### What this task involves
From the listing below, extract every line in which the word "ring" appears.

Dataset items
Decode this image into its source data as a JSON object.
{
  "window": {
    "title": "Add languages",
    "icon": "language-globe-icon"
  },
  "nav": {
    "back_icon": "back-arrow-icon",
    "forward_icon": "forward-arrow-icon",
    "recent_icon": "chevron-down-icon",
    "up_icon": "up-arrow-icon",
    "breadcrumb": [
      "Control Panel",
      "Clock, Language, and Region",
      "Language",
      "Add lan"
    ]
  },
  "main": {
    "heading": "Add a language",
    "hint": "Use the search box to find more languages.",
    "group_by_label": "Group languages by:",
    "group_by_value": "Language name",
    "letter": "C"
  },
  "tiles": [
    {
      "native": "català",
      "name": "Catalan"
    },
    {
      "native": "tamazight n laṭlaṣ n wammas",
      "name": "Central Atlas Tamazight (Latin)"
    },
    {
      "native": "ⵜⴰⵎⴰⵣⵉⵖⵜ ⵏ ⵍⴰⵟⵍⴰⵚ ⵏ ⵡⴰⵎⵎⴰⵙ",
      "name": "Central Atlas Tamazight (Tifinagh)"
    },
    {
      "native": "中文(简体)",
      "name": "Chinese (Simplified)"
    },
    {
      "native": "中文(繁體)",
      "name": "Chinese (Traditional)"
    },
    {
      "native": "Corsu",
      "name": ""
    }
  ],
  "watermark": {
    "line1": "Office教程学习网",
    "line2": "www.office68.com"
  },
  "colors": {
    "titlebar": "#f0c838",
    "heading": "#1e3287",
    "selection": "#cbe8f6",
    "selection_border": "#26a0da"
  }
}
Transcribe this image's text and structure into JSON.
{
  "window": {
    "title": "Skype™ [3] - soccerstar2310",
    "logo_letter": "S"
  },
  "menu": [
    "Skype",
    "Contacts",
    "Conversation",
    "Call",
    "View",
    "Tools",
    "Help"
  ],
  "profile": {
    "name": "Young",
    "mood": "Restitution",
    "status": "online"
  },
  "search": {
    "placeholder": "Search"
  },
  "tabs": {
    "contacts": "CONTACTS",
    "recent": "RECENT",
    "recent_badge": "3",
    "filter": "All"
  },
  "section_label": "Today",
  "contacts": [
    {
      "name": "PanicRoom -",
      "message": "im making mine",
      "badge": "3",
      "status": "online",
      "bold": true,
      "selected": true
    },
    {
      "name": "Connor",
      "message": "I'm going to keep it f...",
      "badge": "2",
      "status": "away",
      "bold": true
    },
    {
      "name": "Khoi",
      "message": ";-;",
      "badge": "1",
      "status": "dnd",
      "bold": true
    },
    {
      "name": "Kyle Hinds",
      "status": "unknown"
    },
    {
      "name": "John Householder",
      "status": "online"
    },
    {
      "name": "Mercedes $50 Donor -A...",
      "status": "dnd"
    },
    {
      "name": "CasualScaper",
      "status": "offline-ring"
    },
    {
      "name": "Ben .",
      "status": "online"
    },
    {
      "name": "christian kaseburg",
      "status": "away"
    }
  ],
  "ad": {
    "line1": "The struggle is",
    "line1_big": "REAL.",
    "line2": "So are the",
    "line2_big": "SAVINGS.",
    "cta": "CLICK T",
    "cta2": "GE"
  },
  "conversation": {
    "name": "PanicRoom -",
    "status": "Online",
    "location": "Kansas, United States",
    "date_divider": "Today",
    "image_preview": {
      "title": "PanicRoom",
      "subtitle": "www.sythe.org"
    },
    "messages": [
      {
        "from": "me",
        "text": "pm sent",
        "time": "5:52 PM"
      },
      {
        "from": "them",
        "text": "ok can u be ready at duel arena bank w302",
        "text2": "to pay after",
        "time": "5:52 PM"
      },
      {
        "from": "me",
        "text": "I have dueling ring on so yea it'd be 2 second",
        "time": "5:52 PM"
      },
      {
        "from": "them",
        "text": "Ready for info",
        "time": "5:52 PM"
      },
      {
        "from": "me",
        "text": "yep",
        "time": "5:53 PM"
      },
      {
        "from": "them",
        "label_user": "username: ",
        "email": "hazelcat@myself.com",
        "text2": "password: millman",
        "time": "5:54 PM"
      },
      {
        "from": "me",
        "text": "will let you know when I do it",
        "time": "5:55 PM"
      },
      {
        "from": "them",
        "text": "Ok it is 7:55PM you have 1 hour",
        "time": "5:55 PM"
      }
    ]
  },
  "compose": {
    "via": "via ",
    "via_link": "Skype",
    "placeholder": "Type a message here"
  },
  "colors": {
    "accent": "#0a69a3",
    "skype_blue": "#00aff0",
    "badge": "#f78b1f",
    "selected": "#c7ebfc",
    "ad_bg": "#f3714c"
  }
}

### The result
      "status": "offline-ring"
        "text": "I have dueling ring on so yea it'd be 2 second",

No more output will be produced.